== DOCUMENT ==
## BEGIN

The Hutchinson trace estimator

01 — The Hutchinson trace estimator¶

In 00 — FFJORD the log-density of a continuous flow was a line integral of the trace of the Jacobian,

\log p_0(x_0) = \log p_1(x_1) + \int_0^1 \operatorname{tr}\!\big(\partial_x f_\theta(t, x_t)\big)\,\mathrm{d}t .

((1))

That trace is the continuous flow’s entire log-det machinery — and it is what makes CNFs scale or not. Computing $\operatorname{tr}(\partial_x f)$ exactly means extracting the $d$ diagonal entries of the $d\times d$ Jacobian, which costs $d$ Jacobian-vector products (one per coordinate) at every ODE step. In 2-D that is nothing; for a $32\times32\times3$ image ( $d=3072$ ) it is 3072 JVPs per step per sample — hopeless.

Hutchinson’s identity Hutchinson (1990) rescues it. For any random vector $z$ with $\mathbb{E}[z z^\top] = I$ ,

\operatorname{tr}(A) = \mathbb{E}_z\big[z^\top A z\big],

((2))

so a single probe gives an unbiased estimate of the trace from one Jacobian-vector product $Az = (\partial_x f)\,z$ — $O(1)$ per step instead of $O(d)$ . The price is variance: the estimate is noisy, shrinking as $1/\sqrt{n}$ in the number of probes $n$ . This is the trade FFJORD Grathwohl et al. (2019) makes to train free-form vector fields at scale.

## END

== GIVEN ENTRIES ==
## BEGIN

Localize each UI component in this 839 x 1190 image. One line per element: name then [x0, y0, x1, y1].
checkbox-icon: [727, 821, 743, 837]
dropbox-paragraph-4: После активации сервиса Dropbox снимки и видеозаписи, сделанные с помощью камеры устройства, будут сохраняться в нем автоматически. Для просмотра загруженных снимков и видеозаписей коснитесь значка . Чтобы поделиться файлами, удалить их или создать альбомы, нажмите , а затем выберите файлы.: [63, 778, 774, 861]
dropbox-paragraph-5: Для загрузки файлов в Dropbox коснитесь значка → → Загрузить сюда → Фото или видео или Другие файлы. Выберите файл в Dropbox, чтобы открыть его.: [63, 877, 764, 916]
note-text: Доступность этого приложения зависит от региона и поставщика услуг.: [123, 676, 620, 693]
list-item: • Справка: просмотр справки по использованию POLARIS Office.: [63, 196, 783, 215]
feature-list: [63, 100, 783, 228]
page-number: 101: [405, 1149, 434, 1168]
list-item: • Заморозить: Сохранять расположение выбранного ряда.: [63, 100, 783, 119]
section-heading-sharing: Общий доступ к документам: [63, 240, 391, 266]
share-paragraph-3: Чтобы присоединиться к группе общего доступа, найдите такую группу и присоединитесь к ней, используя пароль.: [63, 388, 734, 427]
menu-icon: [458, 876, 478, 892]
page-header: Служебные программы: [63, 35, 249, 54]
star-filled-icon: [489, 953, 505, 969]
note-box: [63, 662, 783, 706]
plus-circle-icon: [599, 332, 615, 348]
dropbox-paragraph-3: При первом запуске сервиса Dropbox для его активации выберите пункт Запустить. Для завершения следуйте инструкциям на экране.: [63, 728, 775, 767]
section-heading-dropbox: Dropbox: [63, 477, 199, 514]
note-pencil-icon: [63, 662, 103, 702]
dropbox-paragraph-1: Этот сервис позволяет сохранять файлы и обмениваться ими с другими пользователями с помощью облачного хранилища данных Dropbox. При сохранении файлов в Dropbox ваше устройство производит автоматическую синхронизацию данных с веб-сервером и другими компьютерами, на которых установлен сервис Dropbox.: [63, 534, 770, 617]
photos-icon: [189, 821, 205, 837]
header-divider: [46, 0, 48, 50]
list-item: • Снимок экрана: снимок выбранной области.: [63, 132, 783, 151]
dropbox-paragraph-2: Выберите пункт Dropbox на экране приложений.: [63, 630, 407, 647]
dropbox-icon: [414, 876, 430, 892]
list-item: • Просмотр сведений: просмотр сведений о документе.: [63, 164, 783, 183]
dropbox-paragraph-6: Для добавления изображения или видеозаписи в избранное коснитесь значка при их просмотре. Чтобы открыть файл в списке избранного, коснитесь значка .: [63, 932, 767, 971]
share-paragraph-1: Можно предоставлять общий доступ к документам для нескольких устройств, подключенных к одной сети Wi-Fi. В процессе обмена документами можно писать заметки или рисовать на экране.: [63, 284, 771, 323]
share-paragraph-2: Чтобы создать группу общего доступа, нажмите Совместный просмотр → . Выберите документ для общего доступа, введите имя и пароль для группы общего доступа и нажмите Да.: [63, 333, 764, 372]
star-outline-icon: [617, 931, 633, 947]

## END

== WRITTEN TASK A ==
Please rewrite the entries from their first line through the line containing "note-text: Доступность этого", inclusive, as a Markdown table with the columns Row and Entry line. Leave out blank lines.
== WRITTEN TASK B ==
Extend the passage on the Hutchinson trace estimator past its last sentence.
The entries have no connection to the passage on the Hutchinson trace estimator.

== WRITTEN REPLY A ==
| Row | Entry line |
|---|---|
| 1 | Localize each UI component in this 839 x 1190 image. One line per element: name then [x0, y0, x1, y1]. |
| 2 | checkbox-icon: [727, 821, 743, 837] |
| 3 | dropbox-paragraph-4: После активации сервиса Dropbox снимки и видеозаписи, сделанные с помощью камеры устройства, будут сохраняться в нем автоматически. Для просмотра загруженных снимков и видеозаписей коснитесь значка . Чтобы поделиться файлами, удалить их или создать альбомы, нажмите , а затем выберите файлы.: [63, 778, 774, 861] |
| 4 | dropbox-paragraph-5: Для загрузки файлов в Dropbox коснитесь значка → → Загрузить сюда → Фото или видео или Другие файлы. Выберите файл в Dropbox, чтобы открыть его.: [63, 877, 764, 916] |
| 5 | note-text: Доступность этого приложения зависит от региона и поставщика услуг.: [123, 676, 620, 693] |

== WRITTEN REPLY B ==
What you will see

Hutchinson on a known matrix: unbiasedness and $1/\sqrt{n}$ convergence.
Rademacher vs Gaussian probes and the variance formulas — why Rademacher wins.
The estimator inside FFJORD: per-step divergence and the integrated-log-det error vs probe count, on a real gf.FFJORD.
Why the probes are fixed per instance (deterministic log-det → stable training).
The $O(d)$ vs $O(n)$ cost scaling — the reason continuous flows scale.

import warnings

warnings.filterwarnings("ignore")

import time

import equinox as eqx
import jax
import jax.numpy as jnp
import jax.random as jr
import matplotlib.pyplot as plt
import numpy as np
import optax
from flowjax.distributions import Normal, Transformed
from flowjax.train import fit_to_data

import gauss_flows as gf
from gauss_flows._src._divergence import exact_divergence, hutchinson_divergence
from _style import DATA_COLOR, GAUSS_KW, LATENT_COLOR, style_ax

jax.config.update("jax_enable_x64", True)

1. Hutchinson on a known matrix¶

Strip away the flow and look at the estimator on a fixed matrix $A$ where we know the answer. With $z$ a random sign vector (Rademacher, $z_i\in\{\pm1\}$ ), $z^\top A z = \sum_{i,j} A_{ij} z_i z_j$ . Taking expectations, the off-diagonal terms vanish ( $\mathbb{E}[z_i z_j]=0$ for $i\ne j$ ) and the diagonal terms survive ( $z_i^2 = 1$ ), leaving exactly $\sum_i A_{ii} = \operatorname{tr}(A)$ . The $n$ -probe estimator averages $n$ such draws.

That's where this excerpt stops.